**EXERCISE TASK**
Your task is to quote the material that follows, in full and exactly.

** start **

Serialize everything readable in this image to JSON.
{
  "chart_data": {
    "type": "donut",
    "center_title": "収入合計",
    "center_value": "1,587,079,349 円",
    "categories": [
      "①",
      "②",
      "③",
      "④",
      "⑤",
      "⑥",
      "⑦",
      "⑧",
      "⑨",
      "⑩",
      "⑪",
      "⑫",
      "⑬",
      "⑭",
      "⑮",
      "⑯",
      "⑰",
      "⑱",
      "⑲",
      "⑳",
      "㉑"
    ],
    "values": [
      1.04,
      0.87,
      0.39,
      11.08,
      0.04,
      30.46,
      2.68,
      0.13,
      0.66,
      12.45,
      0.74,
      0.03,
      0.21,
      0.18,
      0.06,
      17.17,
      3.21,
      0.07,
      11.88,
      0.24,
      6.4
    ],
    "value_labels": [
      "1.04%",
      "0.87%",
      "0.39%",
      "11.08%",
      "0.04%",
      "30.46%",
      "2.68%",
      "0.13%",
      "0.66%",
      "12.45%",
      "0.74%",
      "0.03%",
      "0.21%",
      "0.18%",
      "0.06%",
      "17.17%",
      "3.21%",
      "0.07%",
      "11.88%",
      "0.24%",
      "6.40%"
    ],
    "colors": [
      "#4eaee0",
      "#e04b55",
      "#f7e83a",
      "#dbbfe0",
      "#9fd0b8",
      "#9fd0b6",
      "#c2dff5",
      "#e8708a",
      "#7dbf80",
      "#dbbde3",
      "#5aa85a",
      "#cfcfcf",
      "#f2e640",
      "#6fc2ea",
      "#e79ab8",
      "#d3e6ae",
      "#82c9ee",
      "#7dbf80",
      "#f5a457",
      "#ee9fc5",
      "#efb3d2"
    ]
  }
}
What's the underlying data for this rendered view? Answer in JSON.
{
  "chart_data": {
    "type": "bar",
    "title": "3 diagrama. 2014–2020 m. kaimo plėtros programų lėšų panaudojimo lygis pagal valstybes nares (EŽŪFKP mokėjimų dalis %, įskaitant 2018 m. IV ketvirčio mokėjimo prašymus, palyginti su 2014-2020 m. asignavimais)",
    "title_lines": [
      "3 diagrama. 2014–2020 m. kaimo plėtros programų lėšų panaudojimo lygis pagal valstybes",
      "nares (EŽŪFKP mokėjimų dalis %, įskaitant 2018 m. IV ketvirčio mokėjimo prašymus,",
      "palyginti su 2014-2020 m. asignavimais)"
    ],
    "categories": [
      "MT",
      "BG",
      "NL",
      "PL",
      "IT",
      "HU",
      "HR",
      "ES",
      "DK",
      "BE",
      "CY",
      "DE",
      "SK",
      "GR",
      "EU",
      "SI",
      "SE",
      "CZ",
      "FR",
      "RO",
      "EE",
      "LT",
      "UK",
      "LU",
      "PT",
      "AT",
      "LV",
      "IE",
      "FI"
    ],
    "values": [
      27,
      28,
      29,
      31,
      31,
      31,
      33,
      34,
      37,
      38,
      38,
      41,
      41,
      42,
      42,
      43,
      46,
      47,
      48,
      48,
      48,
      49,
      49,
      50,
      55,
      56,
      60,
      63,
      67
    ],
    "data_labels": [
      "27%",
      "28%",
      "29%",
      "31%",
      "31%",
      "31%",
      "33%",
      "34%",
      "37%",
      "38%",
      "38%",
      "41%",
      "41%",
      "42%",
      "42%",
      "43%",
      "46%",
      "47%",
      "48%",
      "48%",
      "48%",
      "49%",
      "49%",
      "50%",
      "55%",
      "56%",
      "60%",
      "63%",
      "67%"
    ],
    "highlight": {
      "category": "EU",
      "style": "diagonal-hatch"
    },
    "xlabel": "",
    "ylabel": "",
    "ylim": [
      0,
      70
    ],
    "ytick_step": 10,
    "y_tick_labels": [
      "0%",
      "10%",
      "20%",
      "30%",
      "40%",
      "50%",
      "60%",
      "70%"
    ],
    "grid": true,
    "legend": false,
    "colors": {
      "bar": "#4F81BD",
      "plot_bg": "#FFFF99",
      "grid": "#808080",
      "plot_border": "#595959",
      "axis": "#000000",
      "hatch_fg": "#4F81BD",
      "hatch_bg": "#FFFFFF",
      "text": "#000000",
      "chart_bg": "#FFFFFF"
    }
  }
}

** end **

**REPLY**
Serialize everything readable in this image to JSON.
{
  "chart_data": {
    "type": "donut",
    "center_title": "収入合計",
    "center_value": "1,587,079,349 円",
    "categories": [
      "①",
      "②",
      "③",
      "④",
      "⑤",
      "⑥",
      "⑦",
      "⑧",
      "⑨",
      "⑩",
      "⑪",
      "⑫",
      "⑬",
      "⑭",
      "⑮",
      "⑯",
      "⑰",
      "⑱",
      "⑲",
      "⑳",
      "㉑"
    ],
    "values": [
      1.04,
      0.87,
      0.39,
      11.08,
      0.04,
      30.46,
      2.68,
      0.13,
      0.66,
      12.45,
      0.74,
      0.03,
      0.21,
      0.18,
      0.06,
      17.17,
      3.21,
      0.07,
      11.88,
      0.24,
      6.4
    ],
    "value_labels": [
      "1.04%",
      "0.87%",
      "0.39%",
      "11.08%",
      "0.04%",
      "30.46%",
      "2.68%",
      "0.13%",
      "0.66%",
      "12.45%",
      "0.74%",
      "0.03%",
      "0.21%",
      "0.18%",
      "0.06%",
      "17.17%",
      "3.21%",
      "0.07%",
      "11.88%",
      "0.24%",
      "6.40%"
    ],
    "colors": [
      "#4eaee0",
      "#e04b55",
      "#f7e83a",
      "#dbbfe0",
      "#9fd0b8",
      "#9fd0b6",
      "#c2dff5",
      "#e8708a",
      "#7dbf80",
      "#dbbde3",
      "#5aa85a",
      "#cfcfcf",
      "#f2e640",
      "#6fc2ea",
      "#e79ab8",
      "#d3e6ae",
      "#82c9ee",
      "#7dbf80",
      "#f5a457",
      "#ee9fc5",
      "#efb3d2"
    ]
  }
}
What's the underlying data for this rendered view? Answer in JSON.
{
  "chart_data": {
    "type": "bar",
    "title": "3 diagrama. 2014–2020 m. kaimo plėtros programų lėšų panaudojimo lygis pagal valstybes nares (EŽŪFKP mokėjimų dalis %, įskaitant 2018 m. IV ketvirčio mokėjimo prašymus, palyginti su 2014-2020 m. asignavimais)",
    "title_lines": [
      "3 diagrama. 2014–2020 m. kaimo plėtros programų lėšų panaudojimo lygis pagal valstybes",
      "nares (EŽŪFKP mokėjimų dalis %, įskaitant 2018 m. IV ketvirčio mokėjimo prašymus,",
      "palyginti su 2014-2020 m. asignavimais)"
    ],
    "categories": [
      "MT",
      "BG",
      "NL",
      "PL",
      "IT",
      "HU",
      "HR",
      "ES",
      "DK",
      "BE",
      "CY",
      "DE",
      "SK",
      "GR",
      "EU",
      "SI",
      "SE",
      "CZ",
      "FR",
      "RO",
      "EE",
      "LT",
      "UK",
      "LU",
      "PT",
      "AT",
      "LV",
      "IE",
      "FI"
    ],
    "values": [
      27,
      28,
      29,
      31,
      31,
      31,
      33,
      34,
      37,
      38,
      38,
      41,
      41,
      42,
      42,
      43,
      46,
      47,
      48,
      48,
      48,
      49,
      49,
      50,
      55,
      56,
      60,
      63,
      67
    ],
    "data_labels": [
      "27%",
      "28%",
      "29%",
      "31%",
      "31%",
      "31%",
      "33%",
      "34%",
      "37%",
      "38%",
      "38%",
      "41%",
      "41%",
      "42%",
      "42%",
      "43%",
      "46%",
      "47%",
      "48%",
      "48%",
      "48%",
      "49%",
      "49%",
      "50%",
      "55%",
      "56%",
      "60%",
      "63%",
      "67%"
    ],
    "highlight": {
      "category": "EU",
      "style": "diagonal-hatch"
    },
    "xlabel": "",
    "ylabel": "",
    "ylim": [
      0,
      70
    ],
    "ytick_step": 10,
    "y_tick_labels": [
      "0%",
      "10%",
      "20%",
      "30%",
      "40%",
      "50%",
      "60%",
      "70%"
    ],
    "grid": true,
    "legend": false,
    "colors": {
      "bar": "#4F81BD",
      "plot_bg": "#FFFF99",
      "grid": "#808080",
      "plot_border": "#595959",
      "axis": "#000000",
      "hatch_fg": "#4F81BD",
      "hatch_bg": "#FFFFFF",
      "text": "#000000",
      "chart_bg": "#FFFFFF"
    }
  }
}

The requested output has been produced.